╭──

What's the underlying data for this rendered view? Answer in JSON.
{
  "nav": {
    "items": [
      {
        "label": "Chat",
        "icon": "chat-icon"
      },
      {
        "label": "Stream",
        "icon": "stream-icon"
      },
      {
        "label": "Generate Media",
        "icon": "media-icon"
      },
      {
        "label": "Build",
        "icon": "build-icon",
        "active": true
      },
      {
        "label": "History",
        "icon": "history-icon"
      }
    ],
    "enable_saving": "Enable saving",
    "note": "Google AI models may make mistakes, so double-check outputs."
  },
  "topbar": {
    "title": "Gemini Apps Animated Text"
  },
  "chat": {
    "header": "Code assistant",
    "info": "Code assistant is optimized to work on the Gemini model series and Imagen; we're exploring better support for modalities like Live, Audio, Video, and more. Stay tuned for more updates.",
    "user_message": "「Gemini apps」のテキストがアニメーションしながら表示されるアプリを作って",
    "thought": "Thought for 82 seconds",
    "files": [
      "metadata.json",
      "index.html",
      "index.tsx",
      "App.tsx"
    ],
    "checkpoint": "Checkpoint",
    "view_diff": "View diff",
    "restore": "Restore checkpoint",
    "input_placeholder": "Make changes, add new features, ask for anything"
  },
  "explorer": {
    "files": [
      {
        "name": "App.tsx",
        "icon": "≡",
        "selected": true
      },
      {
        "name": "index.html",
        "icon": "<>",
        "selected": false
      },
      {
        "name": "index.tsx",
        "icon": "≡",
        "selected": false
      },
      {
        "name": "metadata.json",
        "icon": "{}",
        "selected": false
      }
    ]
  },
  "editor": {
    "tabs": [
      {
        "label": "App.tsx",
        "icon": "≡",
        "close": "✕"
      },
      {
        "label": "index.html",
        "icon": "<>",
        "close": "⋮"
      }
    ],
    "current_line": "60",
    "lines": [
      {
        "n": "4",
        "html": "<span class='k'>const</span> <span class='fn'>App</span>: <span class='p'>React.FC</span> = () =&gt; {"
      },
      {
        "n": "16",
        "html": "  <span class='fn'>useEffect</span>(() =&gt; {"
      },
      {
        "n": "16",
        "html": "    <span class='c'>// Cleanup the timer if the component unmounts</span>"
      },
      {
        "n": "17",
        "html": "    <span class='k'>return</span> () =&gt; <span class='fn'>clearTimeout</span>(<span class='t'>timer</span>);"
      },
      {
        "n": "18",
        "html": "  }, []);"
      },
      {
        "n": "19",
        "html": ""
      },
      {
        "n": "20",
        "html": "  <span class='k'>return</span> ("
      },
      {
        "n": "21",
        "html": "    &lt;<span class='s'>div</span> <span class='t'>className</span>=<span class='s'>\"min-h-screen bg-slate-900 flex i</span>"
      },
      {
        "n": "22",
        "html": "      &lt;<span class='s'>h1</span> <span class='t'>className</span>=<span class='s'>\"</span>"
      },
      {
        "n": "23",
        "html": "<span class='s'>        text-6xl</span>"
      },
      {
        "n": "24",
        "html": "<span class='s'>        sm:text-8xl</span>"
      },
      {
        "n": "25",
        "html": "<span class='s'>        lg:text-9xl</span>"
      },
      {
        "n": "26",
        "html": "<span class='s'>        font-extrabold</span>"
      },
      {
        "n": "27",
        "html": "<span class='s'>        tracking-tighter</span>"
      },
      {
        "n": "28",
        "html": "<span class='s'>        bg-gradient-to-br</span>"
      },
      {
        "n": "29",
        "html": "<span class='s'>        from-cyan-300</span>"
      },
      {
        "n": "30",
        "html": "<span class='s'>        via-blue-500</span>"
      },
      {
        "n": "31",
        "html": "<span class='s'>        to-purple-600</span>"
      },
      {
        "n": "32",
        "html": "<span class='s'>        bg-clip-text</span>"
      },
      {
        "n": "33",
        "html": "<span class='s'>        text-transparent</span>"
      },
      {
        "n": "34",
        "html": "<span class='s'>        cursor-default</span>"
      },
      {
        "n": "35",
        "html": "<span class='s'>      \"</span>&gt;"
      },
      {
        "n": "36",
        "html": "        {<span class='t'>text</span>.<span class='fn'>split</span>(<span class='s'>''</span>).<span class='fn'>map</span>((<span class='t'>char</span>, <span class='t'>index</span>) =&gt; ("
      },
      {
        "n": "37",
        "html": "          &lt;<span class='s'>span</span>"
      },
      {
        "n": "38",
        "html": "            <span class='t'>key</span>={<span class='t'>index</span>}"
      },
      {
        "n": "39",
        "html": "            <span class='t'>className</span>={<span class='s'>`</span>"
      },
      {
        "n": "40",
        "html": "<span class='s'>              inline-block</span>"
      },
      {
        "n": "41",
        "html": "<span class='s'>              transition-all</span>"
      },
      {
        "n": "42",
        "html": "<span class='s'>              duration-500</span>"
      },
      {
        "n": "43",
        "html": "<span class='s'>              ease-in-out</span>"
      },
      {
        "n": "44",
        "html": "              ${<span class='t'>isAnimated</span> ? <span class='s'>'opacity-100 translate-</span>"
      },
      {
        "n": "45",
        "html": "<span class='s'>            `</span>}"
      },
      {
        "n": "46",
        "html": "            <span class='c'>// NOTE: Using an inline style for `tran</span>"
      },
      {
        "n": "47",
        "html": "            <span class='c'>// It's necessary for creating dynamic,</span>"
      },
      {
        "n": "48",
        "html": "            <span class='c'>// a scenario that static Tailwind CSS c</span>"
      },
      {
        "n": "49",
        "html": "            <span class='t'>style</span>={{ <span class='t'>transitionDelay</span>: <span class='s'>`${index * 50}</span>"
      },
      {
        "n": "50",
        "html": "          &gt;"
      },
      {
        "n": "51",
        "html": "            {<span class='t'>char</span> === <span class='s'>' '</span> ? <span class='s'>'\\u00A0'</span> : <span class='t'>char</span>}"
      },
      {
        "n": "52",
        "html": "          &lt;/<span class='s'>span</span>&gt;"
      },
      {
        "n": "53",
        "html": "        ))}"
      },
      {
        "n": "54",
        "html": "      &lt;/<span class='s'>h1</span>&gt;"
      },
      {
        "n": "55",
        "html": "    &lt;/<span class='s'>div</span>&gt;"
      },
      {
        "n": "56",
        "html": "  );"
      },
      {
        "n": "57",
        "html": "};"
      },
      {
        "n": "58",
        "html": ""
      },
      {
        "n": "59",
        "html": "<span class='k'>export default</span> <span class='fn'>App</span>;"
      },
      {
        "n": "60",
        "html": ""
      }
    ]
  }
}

╰──

Task statement:
Copy down the whole of the data above, matching it exactly.

Solution below:
What's the underlying data for this rendered view? Answer in JSON.
{
  "nav": {
    "items": [
      {
        "label": "Chat",
        "icon": "chat-icon"
      },
      {
        "label": "Stream",
        "icon": "stream-icon"
      },
      {
        "label": "Generate Media",
        "icon": "media-icon"
      },
      {
        "label": "Build",
        "icon": "build-icon",
        "active": true
      },
      {
        "label": "History",
        "icon": "history-icon"
      }
    ],
    "enable_saving": "Enable saving",
    "note": "Google AI models may make mistakes, so double-check outputs."
  },
  "topbar": {
    "title": "Gemini Apps Animated Text"
  },
  "chat": {
    "header": "Code assistant",
    "info": "Code assistant is optimized to work on the Gemini model series and Imagen; we're exploring better support for modalities like Live, Audio, Video, and more. Stay tuned for more updates.",
    "user_message": "「Gemini apps」のテキストがアニメーションしながら表示されるアプリを作って",
    "thought": "Thought for 82 seconds",
    "files": [
      "metadata.json",
      "index.html",
      "index.tsx",
      "App.tsx"
    ],
    "checkpoint": "Checkpoint",
    "view_diff": "View diff",
    "restore": "Restore checkpoint",
    "input_placeholder": "Make changes, add new features, ask for anything"
  },
  "explorer": {
    "files": [
      {
        "name": "App.tsx",
        "icon": "≡",
        "selected": true
      },
      {
        "name": "index.html",
        "icon": "<>",
        "selected": false
      },
      {
        "name": "index.tsx",
        "icon": "≡",
        "selected": false
      },
      {
        "name": "metadata.json",
        "icon": "{}",
        "selected": false
      }
    ]
  },
  "editor": {
    "tabs": [
      {
        "label": "App.tsx",
        "icon": "≡",
        "close": "✕"
      },
      {
        "label": "index.html",
        "icon": "<>",
        "close": "⋮"
      }
    ],
    "current_line": "60",
    "lines": [
      {
        "n": "4",
        "html": "<span class='k'>const</span> <span class='fn'>App</span>: <span class='p'>React.FC</span> = () =&gt; {"
      },
      {
        "n": "16",
        "html": "  <span class='fn'>useEffect</span>(() =&gt; {"
      },
      {
        "n": "16",
        "html": "    <span class='c'>// Cleanup the timer if the component unmounts</span>"
      },
      {
        "n": "17",
        "html": "    <span class='k'>return</span> () =&gt; <span class='fn'>clearTimeout</span>(<span class='t'>timer</span>);"
      },
      {
        "n": "18",
        "html": "  }, []);"
      },
      {
        "n": "19",
        "html": ""
      },
      {
        "n": "20",
        "html": "  <span class='k'>return</span> ("
      },
      {
        "n": "21",
        "html": "    &lt;<span class='s'>div</span> <span class='t'>className</span>=<span class='s'>\"min-h-screen bg-slate-900 flex i</span>"
      },
      {
        "n": "22",
        "html": "      &lt;<span class='s'>h1</span> <span class='t'>className</span>=<span class='s'>\"</span>"
      },
      {
        "n": "23",
        "html": "<span class='s'>        text-6xl</span>"
      },
      {
        "n": "24",
        "html": "<span class='s'>        sm:text-8xl</span>"
      },
      {
        "n": "25",
        "html": "<span class='s'>        lg:text-9xl</span>"
      },
      {
        "n": "26",
        "html": "<span class='s'>        font-extrabold</span>"
      },
      {
        "n": "27",
        "html": "<span class='s'>        tracking-tighter</span>"
      },
      {
        "n": "28",
        "html": "<span class='s'>        bg-gradient-to-br</span>"
      },
      {
        "n": "29",
        "html": "<span class='s'>        from-cyan-300</span>"
      },
      {
        "n": "30",
        "html": "<span class='s'>        via-blue-500</span>"
      },
      {
        "n": "31",
        "html": "<span class='s'>        to-purple-600</span>"
      },
      {
        "n": "32",
        "html": "<span class='s'>        bg-clip-text</span>"
      },
      {
        "n": "33",
        "html": "<span class='s'>        text-transparent</span>"
      },
      {
        "n": "34",
        "html": "<span class='s'>        cursor-default</span>"
      },
      {
        "n": "35",
        "html": "<span class='s'>      \"</span>&gt;"
      },
      {
        "n": "36",
        "html": "        {<span class='t'>text</span>.<span class='fn'>split</span>(<span class='s'>''</span>).<span class='fn'>map</span>((<span class='t'>char</span>, <span class='t'>index</span>) =&gt; ("
      },
      {
        "n": "37",
        "html": "          &lt;<span class='s'>span</span>"
      },
      {
        "n": "38",
        "html": "            <span class='t'>key</span>={<span class='t'>index</span>}"
      },
      {
        "n": "39",
        "html": "            <span class='t'>className</span>={<span class='s'>`</span>"
      },
      {
        "n": "40",
        "html": "<span class='s'>              inline-block</span>"
      },
      {
        "n": "41",
        "html": "<span class='s'>              transition-all</span>"
      },
      {
        "n": "42",
        "html": "<span class='s'>              duration-500</span>"
      },
      {
        "n": "43",
        "html": "<span class='s'>              ease-in-out</span>"
      },
      {
        "n": "44",
        "html": "              ${<span class='t'>isAnimated</span> ? <span class='s'>'opacity-100 translate-</span>"
      },
      {
        "n": "45",
        "html": "<span class='s'>            `</span>}"
      },
      {
        "n": "46",
        "html": "            <span class='c'>// NOTE: Using an inline style for `tran</span>"
      },
      {
        "n": "47",
        "html": "            <span class='c'>// It's necessary for creating dynamic,</span>"
      },
      {
        "n": "48",
        "html": "            <span class='c'>// a scenario that static Tailwind CSS c</span>"
      },
      {
        "n": "49",
        "html": "            <span class='t'>style</span>={{ <span class='t'>transitionDelay</span>: <span class='s'>`${index * 50}</span>"
      },
      {
        "n": "50",
        "html": "          &gt;"
      },
      {
        "n": "51",
        "html": "            {<span class='t'>char</span> === <span class='s'>' '</span> ? <span class='s'>'\\u00A0'</span> : <span class='t'>char</span>}"
      },
      {
        "n": "52",
        "html": "          &lt;/<span class='s'>span</span>&gt;"
      },
      {
        "n": "53",
        "html": "        ))}"
      },
      {
        "n": "54",
        "html": "      &lt;/<span class='s'>h1</span>&gt;"
      },
      {
        "n": "55",
        "html": "    &lt;/<span class='s'>div</span>&gt;"
      },
      {
        "n": "56",
        "html": "  );"
      },
      {
        "n": "57",
        "html": "};"
      },
      {
        "n": "58",
        "html": ""
      },
      {
        "n": "59",
        "html": "<span class='k'>export default</span> <span class='fn'>App</span>;"
      },
      {
        "n": "60",
        "html": ""
      }
    ]
  }
}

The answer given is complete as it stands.